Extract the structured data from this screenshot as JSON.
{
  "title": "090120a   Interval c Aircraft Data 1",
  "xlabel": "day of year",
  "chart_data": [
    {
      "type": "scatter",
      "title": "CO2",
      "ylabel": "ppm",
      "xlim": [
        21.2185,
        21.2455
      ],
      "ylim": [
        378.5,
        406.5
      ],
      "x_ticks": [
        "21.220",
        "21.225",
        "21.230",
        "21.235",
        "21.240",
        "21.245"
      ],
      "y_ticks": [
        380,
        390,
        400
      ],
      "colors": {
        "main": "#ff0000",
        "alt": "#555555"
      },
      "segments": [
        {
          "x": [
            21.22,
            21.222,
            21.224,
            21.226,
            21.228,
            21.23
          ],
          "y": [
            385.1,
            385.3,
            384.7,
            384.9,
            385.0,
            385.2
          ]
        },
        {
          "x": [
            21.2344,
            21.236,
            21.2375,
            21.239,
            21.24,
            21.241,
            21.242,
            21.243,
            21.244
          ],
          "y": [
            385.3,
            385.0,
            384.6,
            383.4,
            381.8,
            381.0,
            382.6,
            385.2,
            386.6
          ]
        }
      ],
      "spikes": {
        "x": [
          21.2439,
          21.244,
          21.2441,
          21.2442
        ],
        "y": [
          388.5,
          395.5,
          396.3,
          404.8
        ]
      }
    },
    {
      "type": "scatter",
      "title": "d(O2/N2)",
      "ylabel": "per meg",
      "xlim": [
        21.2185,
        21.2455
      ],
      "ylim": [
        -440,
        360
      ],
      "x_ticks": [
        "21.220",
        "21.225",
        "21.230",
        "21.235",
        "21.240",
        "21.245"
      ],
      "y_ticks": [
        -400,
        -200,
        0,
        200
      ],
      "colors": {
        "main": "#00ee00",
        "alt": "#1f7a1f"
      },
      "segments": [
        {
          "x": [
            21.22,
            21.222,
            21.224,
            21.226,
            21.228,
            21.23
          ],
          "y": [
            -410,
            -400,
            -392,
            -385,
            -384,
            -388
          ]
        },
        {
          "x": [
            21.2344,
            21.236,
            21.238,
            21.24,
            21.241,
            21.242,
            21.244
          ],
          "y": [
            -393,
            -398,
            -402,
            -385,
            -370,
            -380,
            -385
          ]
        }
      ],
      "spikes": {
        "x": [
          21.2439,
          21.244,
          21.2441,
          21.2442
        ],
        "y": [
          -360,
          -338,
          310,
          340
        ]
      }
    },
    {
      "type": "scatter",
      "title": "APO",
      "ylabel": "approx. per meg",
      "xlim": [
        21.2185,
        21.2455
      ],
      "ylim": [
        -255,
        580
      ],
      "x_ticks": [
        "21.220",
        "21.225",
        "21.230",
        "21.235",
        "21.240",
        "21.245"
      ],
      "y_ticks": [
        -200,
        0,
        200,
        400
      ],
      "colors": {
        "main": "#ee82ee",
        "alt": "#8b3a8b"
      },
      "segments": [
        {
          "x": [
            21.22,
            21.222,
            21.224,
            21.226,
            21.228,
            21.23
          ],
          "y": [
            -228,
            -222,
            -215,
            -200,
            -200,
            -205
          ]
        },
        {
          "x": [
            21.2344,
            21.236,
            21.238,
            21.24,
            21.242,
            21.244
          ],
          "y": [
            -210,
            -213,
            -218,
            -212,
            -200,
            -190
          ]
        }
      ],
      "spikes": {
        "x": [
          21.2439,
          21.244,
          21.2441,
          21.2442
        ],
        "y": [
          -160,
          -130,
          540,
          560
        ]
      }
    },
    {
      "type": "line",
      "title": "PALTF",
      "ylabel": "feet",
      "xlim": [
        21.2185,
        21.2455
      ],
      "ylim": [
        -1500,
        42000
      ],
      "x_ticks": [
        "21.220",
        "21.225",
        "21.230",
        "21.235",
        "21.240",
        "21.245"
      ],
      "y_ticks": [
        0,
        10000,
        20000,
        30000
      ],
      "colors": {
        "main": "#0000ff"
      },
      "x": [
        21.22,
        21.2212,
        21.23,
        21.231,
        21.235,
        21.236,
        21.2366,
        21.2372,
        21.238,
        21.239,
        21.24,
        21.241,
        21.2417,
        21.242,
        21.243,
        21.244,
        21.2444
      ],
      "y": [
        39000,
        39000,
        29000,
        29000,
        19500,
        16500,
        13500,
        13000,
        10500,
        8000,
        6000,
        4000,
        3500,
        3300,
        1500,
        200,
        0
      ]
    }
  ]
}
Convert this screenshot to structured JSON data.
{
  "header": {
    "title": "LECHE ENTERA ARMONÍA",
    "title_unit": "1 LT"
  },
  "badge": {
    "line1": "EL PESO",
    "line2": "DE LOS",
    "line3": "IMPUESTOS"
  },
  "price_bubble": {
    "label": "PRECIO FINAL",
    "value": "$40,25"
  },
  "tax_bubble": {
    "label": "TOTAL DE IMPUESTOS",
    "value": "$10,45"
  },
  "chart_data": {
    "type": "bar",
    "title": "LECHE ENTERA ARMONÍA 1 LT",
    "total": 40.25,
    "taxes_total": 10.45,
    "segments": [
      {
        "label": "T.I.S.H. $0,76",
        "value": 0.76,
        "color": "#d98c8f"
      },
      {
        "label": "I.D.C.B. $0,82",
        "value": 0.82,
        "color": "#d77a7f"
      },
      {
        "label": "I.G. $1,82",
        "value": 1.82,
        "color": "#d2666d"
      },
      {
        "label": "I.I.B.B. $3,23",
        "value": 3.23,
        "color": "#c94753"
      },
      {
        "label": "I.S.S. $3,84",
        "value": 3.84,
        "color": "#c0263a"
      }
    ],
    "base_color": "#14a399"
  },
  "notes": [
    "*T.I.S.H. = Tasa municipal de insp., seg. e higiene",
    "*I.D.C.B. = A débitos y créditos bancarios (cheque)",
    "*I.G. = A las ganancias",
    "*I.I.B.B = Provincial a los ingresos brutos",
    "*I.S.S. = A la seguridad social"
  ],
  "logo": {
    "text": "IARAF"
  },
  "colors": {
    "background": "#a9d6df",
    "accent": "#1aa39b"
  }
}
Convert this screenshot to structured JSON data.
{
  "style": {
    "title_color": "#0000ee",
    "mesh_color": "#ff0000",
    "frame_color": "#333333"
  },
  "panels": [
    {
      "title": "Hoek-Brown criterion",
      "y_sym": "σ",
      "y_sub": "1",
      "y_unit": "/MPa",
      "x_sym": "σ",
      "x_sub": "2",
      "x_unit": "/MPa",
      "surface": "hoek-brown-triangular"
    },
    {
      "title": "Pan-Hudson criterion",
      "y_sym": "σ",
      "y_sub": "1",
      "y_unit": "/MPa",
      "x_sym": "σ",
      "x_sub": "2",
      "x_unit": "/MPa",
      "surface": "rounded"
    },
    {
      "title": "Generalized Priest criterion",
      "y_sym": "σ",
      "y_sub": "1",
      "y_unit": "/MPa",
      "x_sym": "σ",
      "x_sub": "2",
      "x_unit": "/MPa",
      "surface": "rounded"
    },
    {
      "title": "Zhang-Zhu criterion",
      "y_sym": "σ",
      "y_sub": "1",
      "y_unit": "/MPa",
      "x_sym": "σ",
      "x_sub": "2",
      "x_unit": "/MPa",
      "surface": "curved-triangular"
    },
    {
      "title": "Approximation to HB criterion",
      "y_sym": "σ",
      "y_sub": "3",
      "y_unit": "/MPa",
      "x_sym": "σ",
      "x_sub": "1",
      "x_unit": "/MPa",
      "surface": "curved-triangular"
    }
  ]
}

^^^^^^^^^^^^^^^^

Quote all of the entries verbatim.

Extract the structured data from this screenshot as JSON.
{
  "title": "090120a   Interval c Aircraft Data 1",
  "xlabel": "day of year",
  "chart_data": [
    {
      "type": "scatter",
      "title": "CO2",
      "ylabel": "ppm",
      "xlim": [
        21.2185,
        21.2455
      ],
      "ylim": [
        378.5,
        406.5
      ],
      "x_ticks": [
        "21.220",
        "21.225",
        "21.230",
        "21.235",
        "21.240",
        "21.245"
      ],
      "y_ticks": [
        380,
        390,
        400
      ],
      "colors": {
        "main": "#ff0000",
        "alt": "#555555"
      },
      "segments": [
        {
          "x": [
            21.22,
            21.222,
            21.224,
            21.226,
            21.228,
            21.23
          ],
          "y": [
            385.1,
            385.3,
            384.7,
            384.9,
            385.0,
            385.2
          ]
        },
        {
          "x": [
            21.2344,
            21.236,
            21.2375,
            21.239,
            21.24,
            21.241,
            21.242,
            21.243,
            21.244
          ],
          "y": [
            385.3,
            385.0,
            384.6,
            383.4,
            381.8,
            381.0,
            382.6,
            385.2,
            386.6
          ]
        }
      ],
      "spikes": {
        "x": [
          21.2439,
          21.244,
          21.2441,
          21.2442
        ],
        "y": [
          388.5,
          395.5,
          396.3,
          404.8
        ]
      }
    },
    {
      "type": "scatter",
      "title": "d(O2/N2)",
      "ylabel": "per meg",
      "xlim": [
        21.2185,
        21.2455
      ],
      "ylim": [
        -440,
        360
      ],
      "x_ticks": [
        "21.220",
        "21.225",
        "21.230",
        "21.235",
        "21.240",
        "21.245"
      ],
      "y_ticks": [
        -400,
        -200,
        0,
        200
      ],
      "colors": {
        "main": "#00ee00",
        "alt": "#1f7a1f"
      },
      "segments": [
        {
          "x": [
            21.22,
            21.222,
            21.224,
            21.226,
            21.228,
            21.23
          ],
          "y": [
            -410,
            -400,
            -392,
            -385,
            -384,
            -388
          ]
        },
        {
          "x": [
            21.2344,
            21.236,
            21.238,
            21.24,
            21.241,
            21.242,
            21.244
          ],
          "y": [
            -393,
            -398,
            -402,
            -385,
            -370,
            -380,
            -385
          ]
        }
      ],
      "spikes": {
        "x": [
          21.2439,
          21.244,
          21.2441,
          21.2442
        ],
        "y": [
          -360,
          -338,
          310,
          340
        ]
      }
    },
    {
      "type": "scatter",
      "title": "APO",
      "ylabel": "approx. per meg",
      "xlim": [
        21.2185,
        21.2455
      ],
      "ylim": [
        -255,
        580
      ],
      "x_ticks": [
        "21.220",
        "21.225",
        "21.230",
        "21.235",
        "21.240",
        "21.245"
      ],
      "y_ticks": [
        -200,
        0,
        200,
        400
      ],
      "colors": {
        "main": "#ee82ee",
        "alt": "#8b3a8b"
      },
      "segments": [
        {
          "x": [
            21.22,
            21.222,
            21.224,
            21.226,
            21.228,
            21.23
          ],
          "y": [
            -228,
            -222,
            -215,
            -200,
            -200,
            -205
          ]
        },
        {
          "x": [
            21.2344,
            21.236,
            21.238,
            21.24,
            21.242,
            21.244
          ],
          "y": [
            -210,
            -213,
            -218,
            -212,
            -200,
            -190
          ]
        }
      ],
      "spikes": {
        "x": [
          21.2439,
          21.244,
          21.2441,
          21.2442
        ],
        "y": [
          -160,
          -130,
          540,
          560
        ]
      }
    },
    {
      "type": "line",
      "title": "PALTF",
      "ylabel": "feet",
      "xlim": [
        21.2185,
        21.2455
      ],
      "ylim": [
        -1500,
        42000
      ],
      "x_ticks": [
        "21.220",
        "21.225",
        "21.230",
        "21.235",
        "21.240",
        "21.245"
      ],
      "y_ticks": [
        0,
        10000,
        20000,
        30000
      ],
      "colors": {
        "main": "#0000ff"
      },
      "x": [
        21.22,
        21.2212,
        21.23,
        21.231,
        21.235,
        21.236,
        21.2366,
        21.2372,
        21.238,
        21.239,
        21.24,
        21.241,
        21.2417,
        21.242,
        21.243,
        21.244,
        21.2444
      ],
      "y": [
        39000,
        39000,
        29000,
        29000,
        19500,
        16500,
        13500,
        13000,
        10500,
        8000,
        6000,
        4000,
        3500,
        3300,
        1500,
        200,
        0
      ]
    }
  ]
}
Convert this screenshot to structured JSON data.
{
  "header": {
    "title": "LECHE ENTERA ARMONÍA",
    "title_unit": "1 LT"
  },
  "badge": {
    "line1": "EL PESO",
    "line2": "DE LOS",
    "line3": "IMPUESTOS"
  },
  "price_bubble": {
    "label": "PRECIO FINAL",
    "value": "$40,25"
  },
  "tax_bubble": {
    "label": "TOTAL DE IMPUESTOS",
    "value": "$10,45"
  },
  "chart_data": {
    "type": "bar",
    "title": "LECHE ENTERA ARMONÍA 1 LT",
    "total": 40.25,
    "taxes_total": 10.45,
    "segments": [
      {
        "label": "T.I.S.H. $0,76",
        "value": 0.76,
        "color": "#d98c8f"
      },
      {
        "label": "I.D.C.B. $0,82",
        "value": 0.82,
        "color": "#d77a7f"
      },
      {
        "label": "I.G. $1,82",
        "value": 1.82,
        "color": "#d2666d"
      },
      {
        "label": "I.I.B.B. $3,23",
        "value": 3.23,
        "color": "#c94753"
      },
      {
        "label": "I.S.S. $3,84",
        "value": 3.84,
        "color": "#c0263a"
      }
    ],
    "base_color": "#14a399"
  },
  "notes": [
    "*T.I.S.H. = Tasa municipal de insp., seg. e higiene",
    "*I.D.C.B. = A débitos y créditos bancarios (cheque)",
    "*I.G. = A las ganancias",
    "*I.I.B.B = Provincial a los ingresos brutos",
    "*I.S.S. = A la seguridad social"
  ],
  "logo": {
    "text": "IARAF"
  },
  "colors": {
    "background": "#a9d6df",
    "accent": "#1aa39b"
  }
}
Convert this screenshot to structured JSON data.
{
  "style": {
    "title_color": "#0000ee",
    "mesh_color": "#ff0000",
    "frame_color": "#333333"
  },
  "panels": [
    {
      "title": "Hoek-Brown criterion",
      "y_sym": "σ",
      "y_sub": "1",
      "y_unit": "/MPa",
      "x_sym": "σ",
      "x_sub": "2",
      "x_unit": "/MPa",
      "surface": "hoek-brown-triangular"
    },
    {
      "title": "Pan-Hudson criterion",
      "y_sym": "σ",
      "y_sub": "1",
      "y_unit": "/MPa",
      "x_sym": "σ",
      "x_sub": "2",
      "x_unit": "/MPa",
      "surface": "rounded"
    },
    {
      "title": "Generalized Priest criterion",
      "y_sym": "σ",
      "y_sub": "1",
      "y_unit": "/MPa",
      "x_sym": "σ",
      "x_sub": "2",
      "x_unit": "/MPa",
      "surface": "rounded"
    },
    {
      "title": "Zhang-Zhu criterion",
      "y_sym": "σ",
      "y_sub": "1",
      "y_unit": "/MPa",
      "x_sym": "σ",
      "x_sub": "2",
      "x_unit": "/MPa",
      "surface": "curved-triangular"
    },
    {
      "title": "Approximation to HB criterion",
      "y_sym": "σ",
      "y_sub": "3",
      "y_unit": "/MPa",
      "x_sym": "σ",
      "x_sub": "1",
      "x_unit": "/MPa",
      "surface": "curved-triangular"
    }
  ]
}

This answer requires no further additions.